Please pull out every line that includes the string "الحديث".
:::::
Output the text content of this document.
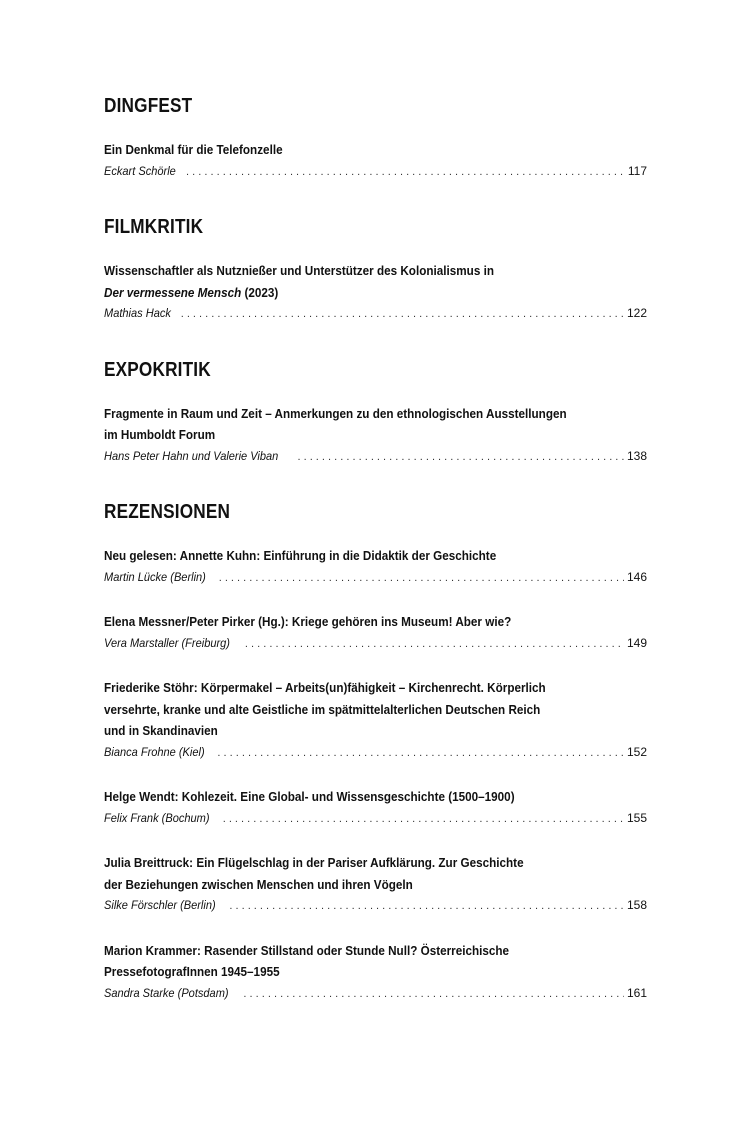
DINGFEST

Ein Denkmal für die Telefonzelle

Eckart Schörle . . .	117
FILMKRITIK

Wissenschaftler als Nutznießer und Unterstützer des Kolonialismus in

Der vermessene Mensch (2023)

Mathias Hack . . .	122
EXPOKRITIK

Fragmente in Raum und Zeit – Anmerkungen zu den ethnologischen Ausstellungen

im Humboldt Forum

Hans Peter Hahn und Valerie Viban . . .	138
REZENSIONEN

Neu gelesen: Annette Kuhn: Einführung in die Didaktik der Geschichte

Martin Lücke (Berlin) . . .	146

Elena Messner/Peter Pirker (Hg.): Kriege gehören ins Museum! Aber wie?

Vera Marstaller (Freiburg) . . .	149

Friederike Stöhr: Körpermakel – Arbeits(un)fähigkeit – Kirchenrecht. Körperlich

versehrte, kranke und alte Geistliche im spätmittelalterlichen Deutschen Reich

und in Skandinavien

Bianca Frohne (Kiel) . . .	152

Helge Wendt: Kohlezeit. Eine Global- und Wissensgeschichte (1500–1900)

Felix Frank (Bochum) . . .	155

Julia Breittruck: Ein Flügelschlag in der Pariser Aufklärung. Zur Geschichte

der Beziehungen zwischen Menschen und ihren Vögeln

Silke Förschler (Berlin) . . .	158

Marion Krammer: Rasender Stillstand oder Stunde Null? Österreichische

PressefotografInnen 1945–1955

Sandra Starke (Potsdam) . . .	161
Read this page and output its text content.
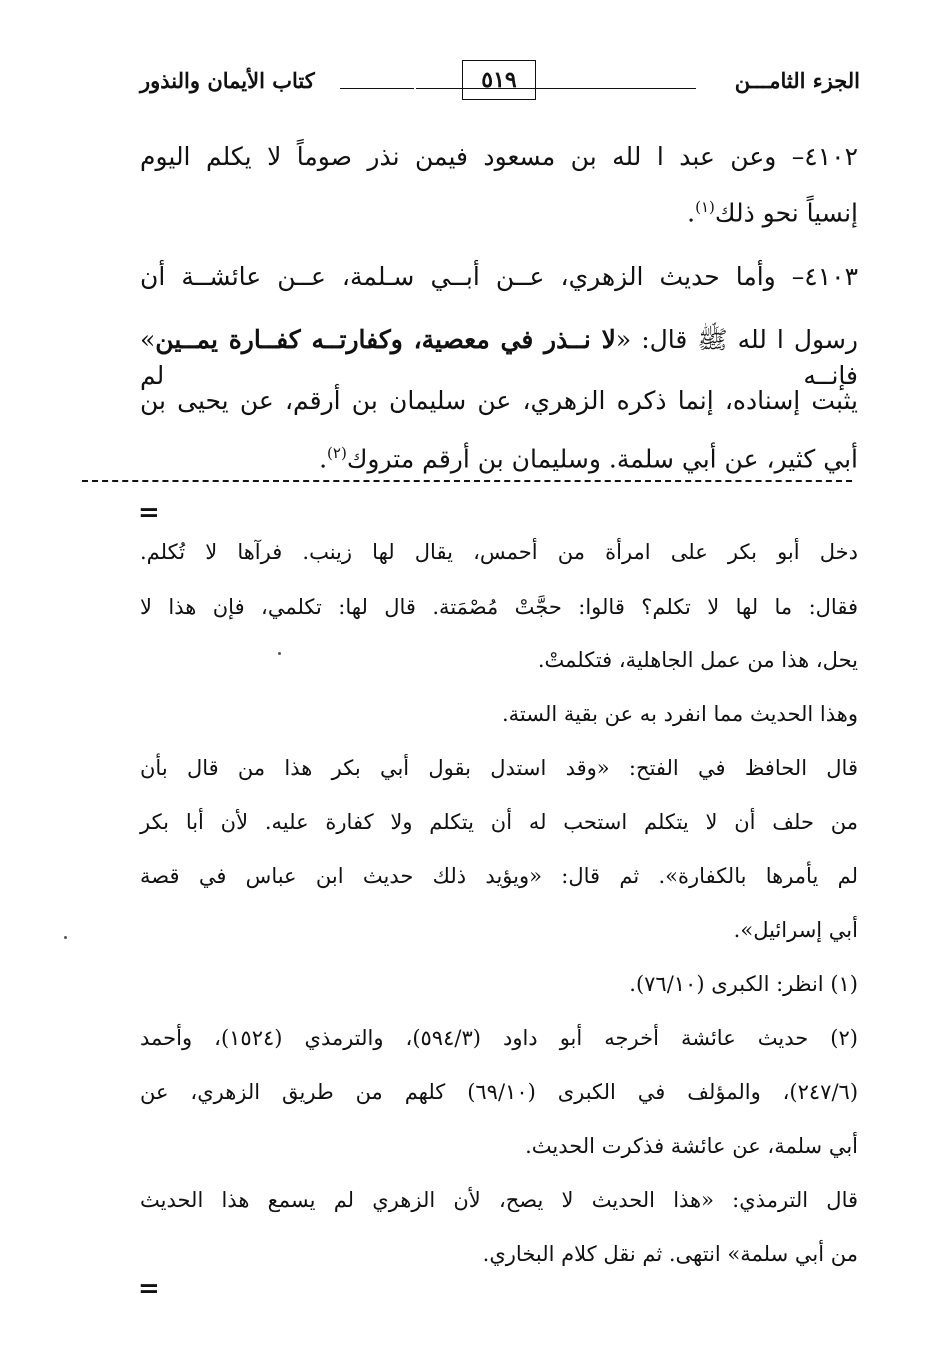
الجزء الثامـــن
٥١٩
كتاب الأيمان والنذور
٤١٠٢– وعن عبد ا لله بن مسعود فيمن نذر صوماً لا يكلم اليوم
إنسياً نحو ذلك$^{(١)}$.
٤١٠٣– وأما حديث الزهري، عــن أبــي سـلمة، عــن عائشــة أن
رسول ا لله ﷺ قال: «لا نــذر في معصية، وكفارتــه كفــارة يمــين» فإنــه لم
يثبت إسناده، إنما ذكره الزهري، عن سليمان بن أرقم، عن يحيى بن
أبي كثير، عن أبي سلمة. وسليمان بن أرقم متروك$^{(٢)}$.
=
دخل أبو بكر على امرأة من أحمس، يقال لها زينب. فرآها لا تُكلم.
فقال: ما لها لا تكلم؟ قالوا: حجَّتْ مُصْمَتة. قال لها: تكلمي، فإن هذا لا
يحل، هذا من عمل الجاهلية، فتكلمتْ.
وهذا الحديث مما انفرد به عن بقية الستة.
قال الحافظ في الفتح: «وقد استدل بقول أبي بكر هذا من قال بأن
من حلف أن لا يتكلم استحب له أن يتكلم ولا كفارة عليه. لأن أبا بكر
لم يأمرها بالكفارة». ثم قال: «ويؤيد ذلك حديث ابن عباس في قصة
أبي إسرائيل».
(١) انظر: الكبرى (٧٦/١٠).
(٢) حديث عائشة أخرجه أبو داود (٥٩٤/٣)، والترمذي (١٥٢٤)، وأحمد
(٢٤٧/٦)، والمؤلف في الكبرى (٦٩/١٠) كلهم من طريق الزهري، عن
أبي سلمة، عن عائشة فذكرت الحديث.
قال الترمذي: «هذا الحديث لا يصح، لأن الزهري لم يسمع هذا الحديث
من أبي سلمة» انتهى. ثم نقل كلام البخاري.
=
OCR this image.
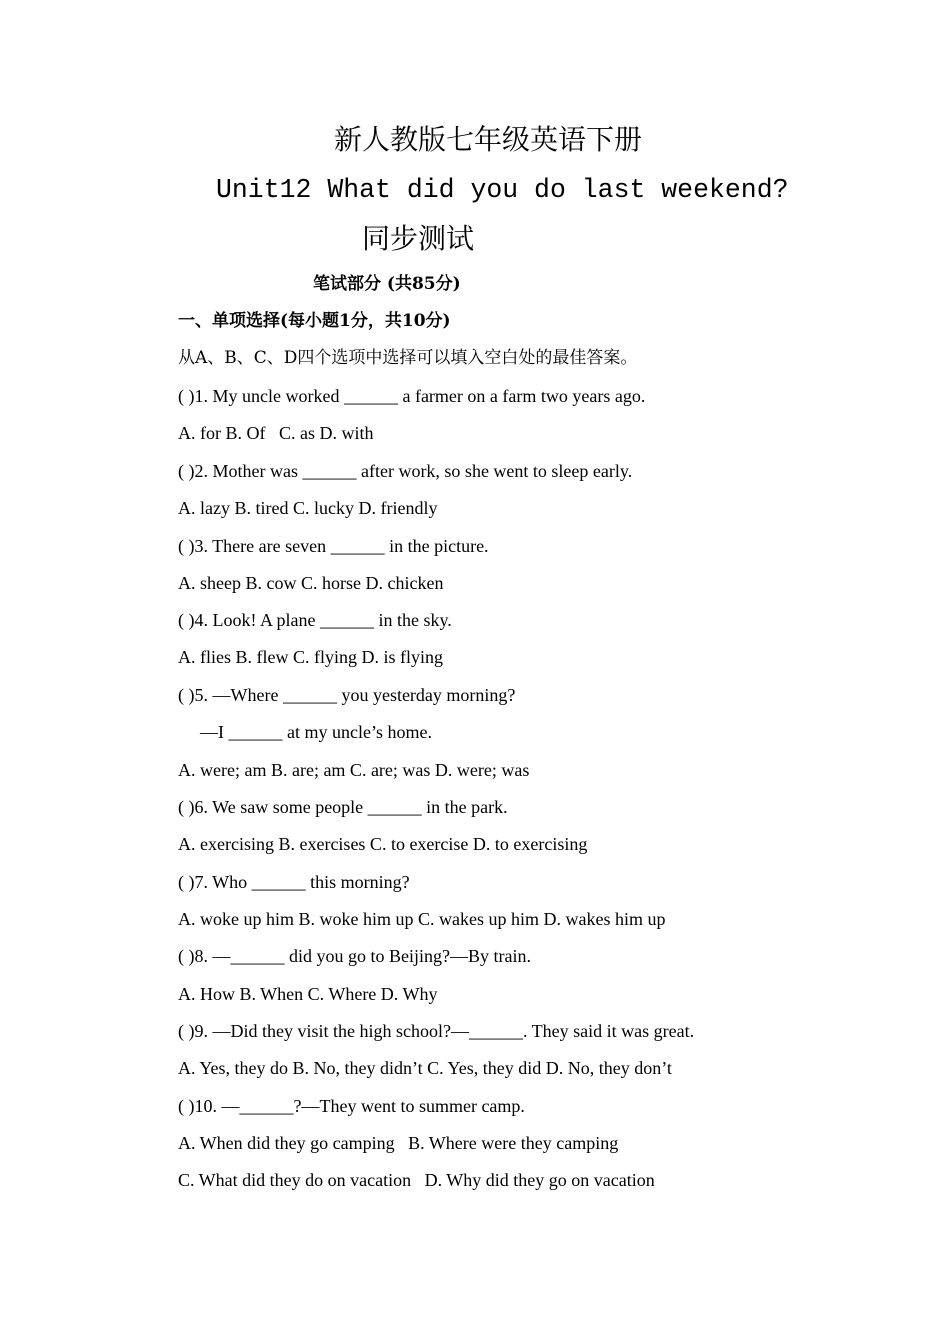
新人教版七年级英语下册
Unit12 What did you do last weekend?
同步测试
笔试部分 (共85分)
一、单项选择(每小题1分，共10分)
从A、B、C、D四个选项中选择可以填入空白处的最佳答案。
( )1. My uncle worked ______ a farmer on a farm two years ago.
A. for B. Of   C. as D. with
( )2. Mother was ______ after work, so she went to sleep early.
A. lazy B. tired C. lucky D. friendly
( )3. There are seven ______ in the picture.
A. sheep B. cow C. horse D. chicken
( )4. Look! A plane ______ in the sky.
A. flies B. flew C. flying D. is flying
( )5. —Where ______ you yesterday morning?
—I ______ at my uncle’s home.
A. were; am B. are; am C. are; was D. were; was
( )6. We saw some people ______ in the park.
A. exercising B. exercises C. to exercise D. to exercising
( )7. Who ______ this morning?
A. woke up him B. woke him up C. wakes up him D. wakes him up
( )8. —______ did you go to Beijing?—By train.
A. How B. When C. Where D. Why
( )9. —Did they visit the high school?—______. They said it was great.
A. Yes, they do B. No, they didn’t C. Yes, they did D. No, they don’t
( )10. —______?—They went to summer camp.
A. When did they go camping   B. Where were they camping
C. What did they do on vacation   D. Why did they go on vacation
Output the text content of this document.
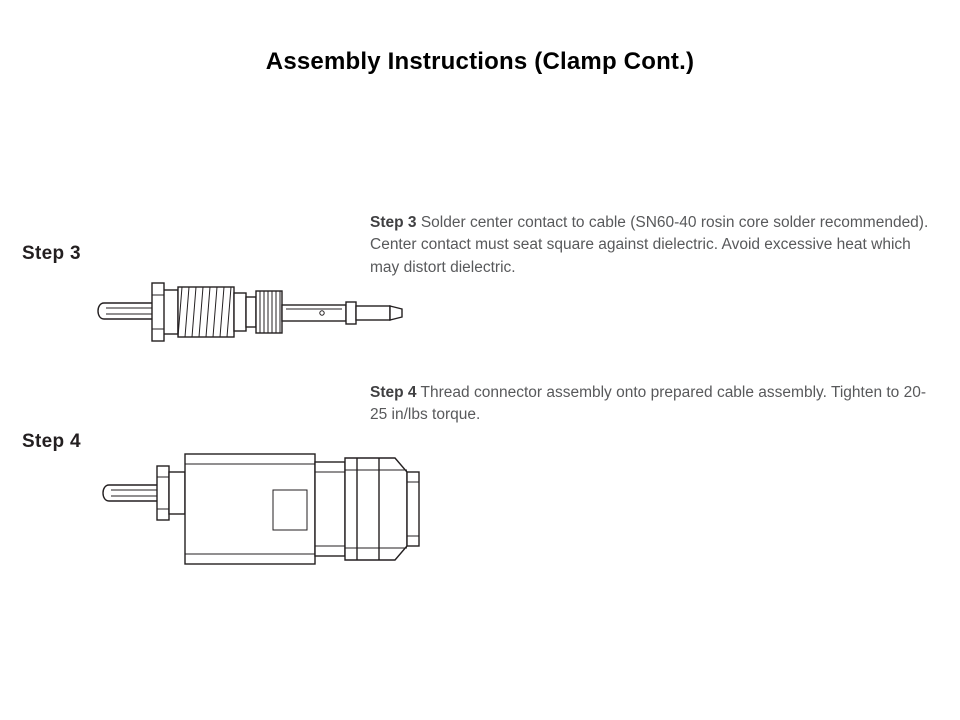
Assembly Instructions (Clamp Cont.)
Step 3
Step 3 Solder center contact to cable (SN60-40 rosin core solder recommended). Center contact must seat square against dielectric. Avoid excessive heat which may distort dielectric.
Step 4
Step 4 Thread connector assembly onto prepared cable assembly. Tighten to 20-25 in/lbs torque.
:::::
Task output =>
وهذا الحديث مما انفرد به عن بقية الستة.
أبي سلمة، عن عائشة فذكرت الحديث.
قال الترمذي: «هذا الحديث لا يصح، لأن الزهري لم يسمع هذا الحديث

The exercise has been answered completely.